__Direction__.
Copy each record exactly as it reads, leaving out any pictures it holds.

__Material provided__.
>> BEGIN

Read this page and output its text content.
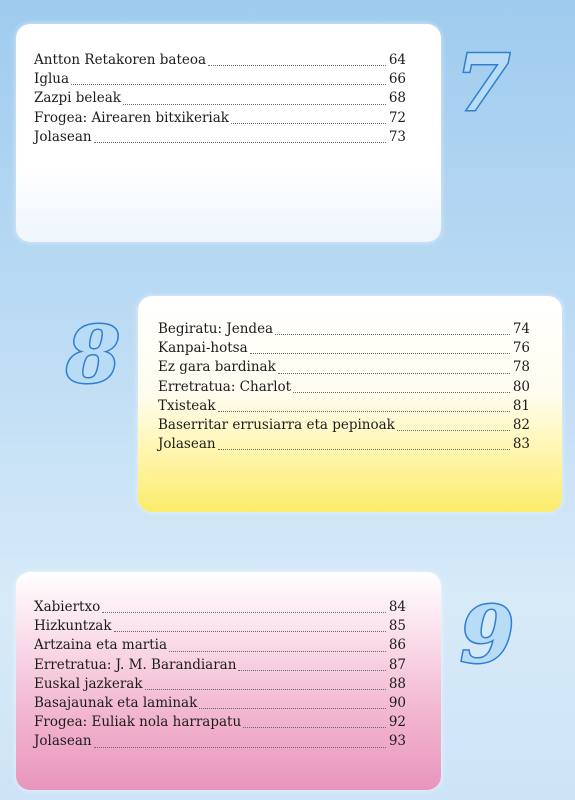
Antton Retakoren bateoa	64
Iglua	66
Zazpi beleak	68
Frogea: Airearen bitxikeriak	72
Jolasean	73
7
Begiratu: Jendea	74
Kanpai-hotsa	76
Ez gara bardinak	78
Erretratua: Charlot	80
Txisteak	81
Baserritar errusiarra eta pepinoak	82
Jolasean	83
8
Xabiertxo	84
Hizkuntzak	85
Artzaina eta martia	86
Erretratua: J. M. Barandiaran	87
Euskal jazkerak	88
Basajaunak eta laminak	90
Frogea: Euliak nola harrapatu	92
Jolasean	93
9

>> END

__Solution to this task__.
Read this page and output its text content.
Antton Retakoren bateoa	64
Iglua	66
Zazpi beleak	68
Frogea: Airearen bitxikeriak	72
Jolasean	73
7
Begiratu: Jendea	74
Kanpai-hotsa	76
Ez gara bardinak	78
Erretratua: Charlot	80
Txisteak	81
Baserritar errusiarra eta pepinoak	82
Jolasean	83
8
Xabiertxo	84
Hizkuntzak	85
Artzaina eta martia	86
Erretratua: J. M. Barandiaran	87
Euskal jazkerak	88
Basajaunak eta laminak	90
Frogea: Euliak nola harrapatu	92
Jolasean	93
9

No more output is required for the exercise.